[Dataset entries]
## begin

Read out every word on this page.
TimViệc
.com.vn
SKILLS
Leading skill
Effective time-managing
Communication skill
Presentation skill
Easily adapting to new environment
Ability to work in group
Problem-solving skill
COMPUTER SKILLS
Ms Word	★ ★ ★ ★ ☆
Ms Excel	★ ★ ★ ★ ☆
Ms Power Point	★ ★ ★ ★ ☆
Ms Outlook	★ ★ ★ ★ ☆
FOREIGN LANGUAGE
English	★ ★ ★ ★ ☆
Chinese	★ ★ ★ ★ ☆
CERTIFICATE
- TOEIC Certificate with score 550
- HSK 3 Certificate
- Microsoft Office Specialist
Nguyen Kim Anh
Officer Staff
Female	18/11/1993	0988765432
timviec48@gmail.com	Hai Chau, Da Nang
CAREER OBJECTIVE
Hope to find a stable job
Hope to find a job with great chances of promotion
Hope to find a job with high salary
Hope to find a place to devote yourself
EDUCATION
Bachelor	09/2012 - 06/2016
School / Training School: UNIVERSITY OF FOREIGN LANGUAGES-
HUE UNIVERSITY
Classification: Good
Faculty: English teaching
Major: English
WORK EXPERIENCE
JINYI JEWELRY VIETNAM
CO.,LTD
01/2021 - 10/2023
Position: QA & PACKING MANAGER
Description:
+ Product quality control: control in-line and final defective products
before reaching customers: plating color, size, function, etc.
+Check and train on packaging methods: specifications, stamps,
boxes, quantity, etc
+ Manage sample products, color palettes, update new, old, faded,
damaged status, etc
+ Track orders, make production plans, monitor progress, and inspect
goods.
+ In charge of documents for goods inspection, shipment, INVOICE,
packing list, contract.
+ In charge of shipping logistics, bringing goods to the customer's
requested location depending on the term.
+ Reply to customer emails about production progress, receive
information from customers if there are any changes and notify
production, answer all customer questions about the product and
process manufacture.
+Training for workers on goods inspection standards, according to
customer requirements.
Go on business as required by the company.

## end

What to produce: Repeat all of the records above exactly as they appear.

Answer to this problem:
Read out every word on this page.
TimViệc
.com.vn
SKILLS
Leading skill
Effective time-managing
Communication skill
Presentation skill
Easily adapting to new environment
Ability to work in group
Problem-solving skill
COMPUTER SKILLS
Ms Word	★ ★ ★ ★ ☆
Ms Excel	★ ★ ★ ★ ☆
Ms Power Point	★ ★ ★ ★ ☆
Ms Outlook	★ ★ ★ ★ ☆
FOREIGN LANGUAGE
English	★ ★ ★ ★ ☆
Chinese	★ ★ ★ ★ ☆
CERTIFICATE
- TOEIC Certificate with score 550
- HSK 3 Certificate
- Microsoft Office Specialist
Nguyen Kim Anh
Officer Staff
Female	18/11/1993	0988765432
timviec48@gmail.com	Hai Chau, Da Nang
CAREER OBJECTIVE
Hope to find a stable job
Hope to find a job with great chances of promotion
Hope to find a job with high salary
Hope to find a place to devote yourself
EDUCATION
Bachelor	09/2012 - 06/2016
School / Training School: UNIVERSITY OF FOREIGN LANGUAGES-
HUE UNIVERSITY
Classification: Good
Faculty: English teaching
Major: English
WORK EXPERIENCE
JINYI JEWELRY VIETNAM
CO.,LTD
01/2021 - 10/2023
Position: QA & PACKING MANAGER
Description:
+ Product quality control: control in-line and final defective products
before reaching customers: plating color, size, function, etc.
+Check and train on packaging methods: specifications, stamps,
boxes, quantity, etc
+ Manage sample products, color palettes, update new, old, faded,
damaged status, etc
+ Track orders, make production plans, monitor progress, and inspect
goods.
+ In charge of documents for goods inspection, shipment, INVOICE,
packing list, contract.
+ In charge of shipping logistics, bringing goods to the customer's
requested location depending on the term.
+ Reply to customer emails about production progress, receive
information from customers if there are any changes and notify
production, answer all customer questions about the product and
process manufacture.
+Training for workers on goods inspection standards, according to
customer requirements.
Go on business as required by the company.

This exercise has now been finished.